- _DIRECTIONS FOR THIS TASK_: Repeat exactly the lines from the one containing "Reverse-engineer this chart into JSON." through the last line of the records below, both included, and nothing else.

START INFORMATION GIVEN

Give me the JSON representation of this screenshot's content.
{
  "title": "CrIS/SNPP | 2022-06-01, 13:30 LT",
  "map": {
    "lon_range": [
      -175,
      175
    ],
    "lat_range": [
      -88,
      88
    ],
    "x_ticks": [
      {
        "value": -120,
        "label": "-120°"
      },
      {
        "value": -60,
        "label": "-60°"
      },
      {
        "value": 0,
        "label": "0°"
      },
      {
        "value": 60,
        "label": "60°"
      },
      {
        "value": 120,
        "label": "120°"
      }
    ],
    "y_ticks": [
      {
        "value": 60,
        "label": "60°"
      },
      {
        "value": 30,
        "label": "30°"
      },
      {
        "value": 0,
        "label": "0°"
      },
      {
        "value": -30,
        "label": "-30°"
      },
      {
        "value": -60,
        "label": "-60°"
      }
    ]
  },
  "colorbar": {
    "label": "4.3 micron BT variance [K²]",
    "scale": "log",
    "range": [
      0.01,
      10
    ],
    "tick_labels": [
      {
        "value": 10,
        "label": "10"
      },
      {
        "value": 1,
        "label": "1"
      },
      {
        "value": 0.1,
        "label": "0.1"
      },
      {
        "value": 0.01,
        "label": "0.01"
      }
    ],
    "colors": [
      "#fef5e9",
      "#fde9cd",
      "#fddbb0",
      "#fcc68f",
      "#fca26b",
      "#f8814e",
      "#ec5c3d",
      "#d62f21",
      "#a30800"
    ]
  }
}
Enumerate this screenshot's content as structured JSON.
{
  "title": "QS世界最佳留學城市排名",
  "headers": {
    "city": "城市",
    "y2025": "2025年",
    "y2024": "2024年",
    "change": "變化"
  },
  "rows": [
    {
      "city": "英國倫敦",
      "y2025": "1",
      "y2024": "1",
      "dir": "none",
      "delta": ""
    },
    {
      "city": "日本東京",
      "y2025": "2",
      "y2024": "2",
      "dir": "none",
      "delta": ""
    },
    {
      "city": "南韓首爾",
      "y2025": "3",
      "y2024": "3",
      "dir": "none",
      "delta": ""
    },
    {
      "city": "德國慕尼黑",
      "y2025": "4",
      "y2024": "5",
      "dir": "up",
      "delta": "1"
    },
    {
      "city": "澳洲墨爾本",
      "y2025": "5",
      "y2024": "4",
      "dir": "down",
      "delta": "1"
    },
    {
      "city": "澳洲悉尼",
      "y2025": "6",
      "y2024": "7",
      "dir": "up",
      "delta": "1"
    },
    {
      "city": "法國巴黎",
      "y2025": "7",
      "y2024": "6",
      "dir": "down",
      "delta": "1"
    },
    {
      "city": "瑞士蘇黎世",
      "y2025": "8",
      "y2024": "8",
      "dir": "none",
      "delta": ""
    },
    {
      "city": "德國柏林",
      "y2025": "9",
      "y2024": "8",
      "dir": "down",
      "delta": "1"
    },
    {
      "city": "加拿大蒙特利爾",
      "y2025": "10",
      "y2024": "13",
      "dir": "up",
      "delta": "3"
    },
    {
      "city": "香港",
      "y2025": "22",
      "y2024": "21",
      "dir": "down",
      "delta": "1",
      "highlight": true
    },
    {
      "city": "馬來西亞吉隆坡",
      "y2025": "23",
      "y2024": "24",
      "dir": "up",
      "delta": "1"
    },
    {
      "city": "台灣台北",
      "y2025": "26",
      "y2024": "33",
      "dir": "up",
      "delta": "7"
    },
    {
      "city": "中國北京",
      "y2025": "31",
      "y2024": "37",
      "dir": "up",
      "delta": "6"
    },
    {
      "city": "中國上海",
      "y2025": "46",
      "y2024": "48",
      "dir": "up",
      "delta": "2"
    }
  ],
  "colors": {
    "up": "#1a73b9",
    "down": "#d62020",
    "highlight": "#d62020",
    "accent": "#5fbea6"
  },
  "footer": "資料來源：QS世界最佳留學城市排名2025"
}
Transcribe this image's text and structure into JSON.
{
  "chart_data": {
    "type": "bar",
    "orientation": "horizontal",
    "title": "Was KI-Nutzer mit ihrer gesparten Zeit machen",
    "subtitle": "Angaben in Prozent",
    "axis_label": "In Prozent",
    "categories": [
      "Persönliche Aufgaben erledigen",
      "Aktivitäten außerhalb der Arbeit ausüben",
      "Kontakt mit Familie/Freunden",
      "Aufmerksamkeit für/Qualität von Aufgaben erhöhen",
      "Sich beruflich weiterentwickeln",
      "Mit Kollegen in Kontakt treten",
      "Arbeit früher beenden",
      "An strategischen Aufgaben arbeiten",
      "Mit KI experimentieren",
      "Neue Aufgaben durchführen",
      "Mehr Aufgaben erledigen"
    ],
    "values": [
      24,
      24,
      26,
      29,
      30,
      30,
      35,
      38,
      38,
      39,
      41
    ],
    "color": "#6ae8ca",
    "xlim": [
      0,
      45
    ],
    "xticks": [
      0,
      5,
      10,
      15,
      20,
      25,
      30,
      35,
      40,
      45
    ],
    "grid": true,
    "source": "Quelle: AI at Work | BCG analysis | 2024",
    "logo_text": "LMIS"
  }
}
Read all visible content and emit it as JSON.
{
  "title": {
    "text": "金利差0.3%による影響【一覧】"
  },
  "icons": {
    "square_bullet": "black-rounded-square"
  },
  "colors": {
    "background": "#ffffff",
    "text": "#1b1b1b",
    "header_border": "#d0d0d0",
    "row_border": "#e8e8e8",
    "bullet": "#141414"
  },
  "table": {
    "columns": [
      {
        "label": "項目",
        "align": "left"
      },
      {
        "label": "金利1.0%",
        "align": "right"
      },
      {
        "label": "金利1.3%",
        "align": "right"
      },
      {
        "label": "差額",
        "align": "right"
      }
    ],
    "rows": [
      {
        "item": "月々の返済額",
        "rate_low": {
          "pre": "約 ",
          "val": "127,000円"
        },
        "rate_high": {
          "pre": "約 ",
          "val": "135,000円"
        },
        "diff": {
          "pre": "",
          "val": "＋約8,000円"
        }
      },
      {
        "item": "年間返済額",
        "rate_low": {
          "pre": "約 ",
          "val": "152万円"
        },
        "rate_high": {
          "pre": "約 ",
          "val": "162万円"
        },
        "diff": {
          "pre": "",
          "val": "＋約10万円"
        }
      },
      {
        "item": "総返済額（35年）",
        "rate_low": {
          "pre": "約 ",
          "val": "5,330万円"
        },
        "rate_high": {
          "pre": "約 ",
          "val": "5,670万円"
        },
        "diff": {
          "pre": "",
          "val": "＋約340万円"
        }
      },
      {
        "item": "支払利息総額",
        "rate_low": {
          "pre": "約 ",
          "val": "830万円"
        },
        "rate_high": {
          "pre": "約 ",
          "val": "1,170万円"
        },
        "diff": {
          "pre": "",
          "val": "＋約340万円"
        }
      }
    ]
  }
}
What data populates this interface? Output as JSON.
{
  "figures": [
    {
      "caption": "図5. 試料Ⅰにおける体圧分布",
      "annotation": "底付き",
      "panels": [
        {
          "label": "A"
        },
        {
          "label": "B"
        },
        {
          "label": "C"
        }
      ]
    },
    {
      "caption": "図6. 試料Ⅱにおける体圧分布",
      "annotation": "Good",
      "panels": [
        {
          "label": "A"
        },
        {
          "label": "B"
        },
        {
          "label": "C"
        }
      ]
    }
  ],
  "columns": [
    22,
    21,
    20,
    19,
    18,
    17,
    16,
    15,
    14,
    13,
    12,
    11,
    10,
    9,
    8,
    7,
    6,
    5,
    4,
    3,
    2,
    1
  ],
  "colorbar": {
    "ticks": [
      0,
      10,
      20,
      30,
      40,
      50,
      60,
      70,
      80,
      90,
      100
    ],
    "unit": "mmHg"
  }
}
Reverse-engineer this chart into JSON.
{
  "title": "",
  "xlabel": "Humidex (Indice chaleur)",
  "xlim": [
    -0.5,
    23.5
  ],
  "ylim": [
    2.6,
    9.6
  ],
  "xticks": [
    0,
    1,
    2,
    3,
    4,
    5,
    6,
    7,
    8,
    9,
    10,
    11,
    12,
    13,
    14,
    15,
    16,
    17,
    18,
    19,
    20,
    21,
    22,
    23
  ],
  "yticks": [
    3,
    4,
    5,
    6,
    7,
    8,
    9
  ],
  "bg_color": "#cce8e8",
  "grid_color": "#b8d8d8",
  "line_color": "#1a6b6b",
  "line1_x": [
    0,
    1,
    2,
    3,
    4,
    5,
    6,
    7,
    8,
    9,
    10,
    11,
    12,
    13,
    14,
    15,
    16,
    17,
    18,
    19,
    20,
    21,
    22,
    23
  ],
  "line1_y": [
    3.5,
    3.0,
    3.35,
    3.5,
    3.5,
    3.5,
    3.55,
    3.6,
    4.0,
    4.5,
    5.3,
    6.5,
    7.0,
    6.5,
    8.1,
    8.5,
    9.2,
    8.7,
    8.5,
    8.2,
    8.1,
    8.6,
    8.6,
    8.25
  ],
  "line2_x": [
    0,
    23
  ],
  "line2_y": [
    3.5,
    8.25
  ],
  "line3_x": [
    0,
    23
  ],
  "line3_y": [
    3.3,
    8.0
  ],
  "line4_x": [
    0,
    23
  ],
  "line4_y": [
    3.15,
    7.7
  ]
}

END INFORMATION GIVEN

- _EXERCISE OUTPUT_:
Reverse-engineer this chart into JSON.
{
  "title": "",
  "xlabel": "Humidex (Indice chaleur)",
  "xlim": [
    -0.5,
    23.5
  ],
  "ylim": [
    2.6,
    9.6
  ],
  "xticks": [
    0,
    1,
    2,
    3,
    4,
    5,
    6,
    7,
    8,
    9,
    10,
    11,
    12,
    13,
    14,
    15,
    16,
    17,
    18,
    19,
    20,
    21,
    22,
    23
  ],
  "yticks": [
    3,
    4,
    5,
    6,
    7,
    8,
    9
  ],
  "bg_color": "#cce8e8",
  "grid_color": "#b8d8d8",
  "line_color": "#1a6b6b",
  "line1_x": [
    0,
    1,
    2,
    3,
    4,
    5,
    6,
    7,
    8,
    9,
    10,
    11,
    12,
    13,
    14,
    15,
    16,
    17,
    18,
    19,
    20,
    21,
    22,
    23
  ],
  "line1_y": [
    3.5,
    3.0,
    3.35,
    3.5,
    3.5,
    3.5,
    3.55,
    3.6,
    4.0,
    4.5,
    5.3,
    6.5,
    7.0,
    6.5,
    8.1,
    8.5,
    9.2,
    8.7,
    8.5,
    8.2,
    8.1,
    8.6,
    8.6,
    8.25
  ],
  "line2_x": [
    0,
    23
  ],
  "line2_y": [
    3.5,
    8.25
  ],
  "line3_x": [
    0,
    23
  ],
  "line3_y": [
    3.3,
    8.0
  ],
  "line4_x": [
    0,
    23
  ],
  "line4_y": [
    3.15,
    7.7
  ]
}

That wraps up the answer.